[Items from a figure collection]
= = = =
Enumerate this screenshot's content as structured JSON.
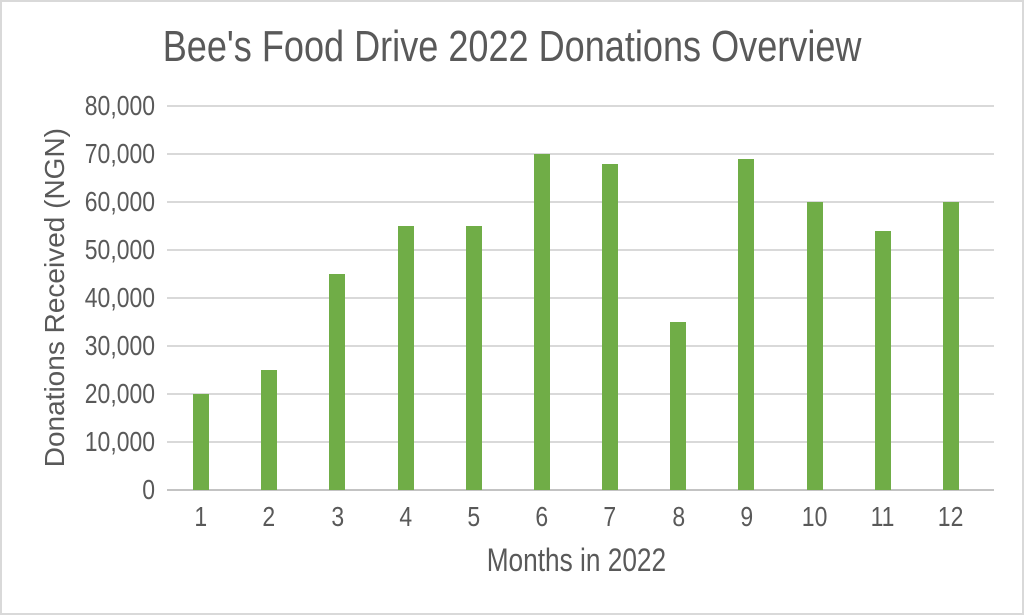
{
  "chart_data": {
    "type": "bar",
    "title": "Bee's Food Drive 2022 Donations Overview",
    "xlabel": "Months in 2022",
    "ylabel": "Donations Received (NGN)",
    "categories": [
      "1",
      "2",
      "3",
      "4",
      "5",
      "6",
      "7",
      "8",
      "9",
      "10",
      "11",
      "12"
    ],
    "values": [
      20000,
      25000,
      45000,
      55000,
      55000,
      70000,
      68000,
      35000,
      69000,
      60000,
      54000,
      60000
    ],
    "ylim": [
      0,
      80000
    ],
    "ytick_step": 10000,
    "ytick_labels": [
      "0",
      "10,000",
      "20,000",
      "30,000",
      "40,000",
      "50,000",
      "60,000",
      "70,000",
      "80,000"
    ],
    "grid": "horizontal",
    "legend_position": "none",
    "colors": {
      "bar": "#70ad47",
      "gridline": "#d9d9d9",
      "axis_line": "#c3c3c3",
      "text": "#595959",
      "canvas_border": "#d9d9d9",
      "background": "#ffffff"
    }
  }
}
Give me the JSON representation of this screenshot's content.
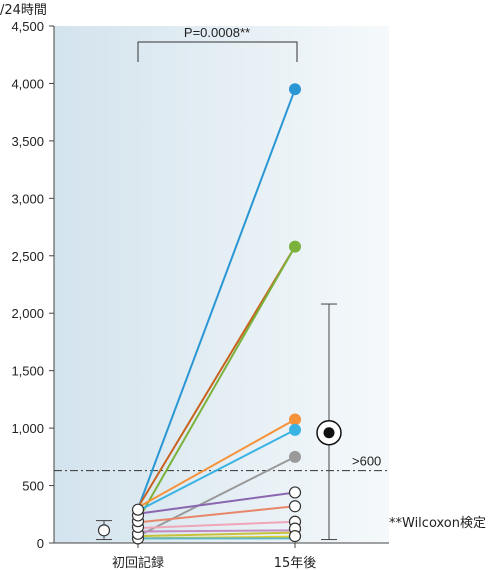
= = = =
> **REQUIREMENT**
Write the records out once more, exactly as they appear, with no pictures.

> **RESULT FOR THIS EXERCISE**
Enumerate this screenshot's content as structured JSON.
{
  "chart_data": {
    "type": "bar",
    "title": "Bee's Food Drive 2022 Donations Overview",
    "xlabel": "Months in 2022",
    "ylabel": "Donations Received (NGN)",
    "categories": [
      "1",
      "2",
      "3",
      "4",
      "5",
      "6",
      "7",
      "8",
      "9",
      "10",
      "11",
      "12"
    ],
    "values": [
      20000,
      25000,
      45000,
      55000,
      55000,
      70000,
      68000,
      35000,
      69000,
      60000,
      54000,
      60000
    ],
    "ylim": [
      0,
      80000
    ],
    "ytick_step": 10000,
    "ytick_labels": [
      "0",
      "10,000",
      "20,000",
      "30,000",
      "40,000",
      "50,000",
      "60,000",
      "70,000",
      "80,000"
    ],
    "grid": "horizontal",
    "legend_position": "none",
    "colors": {
      "bar": "#70ad47",
      "gridline": "#d9d9d9",
      "axis_line": "#c3c3c3",
      "text": "#595959",
      "canvas_border": "#d9d9d9",
      "background": "#ffffff"
    }
  }
}
Give me the JSON representation of this screenshot's content.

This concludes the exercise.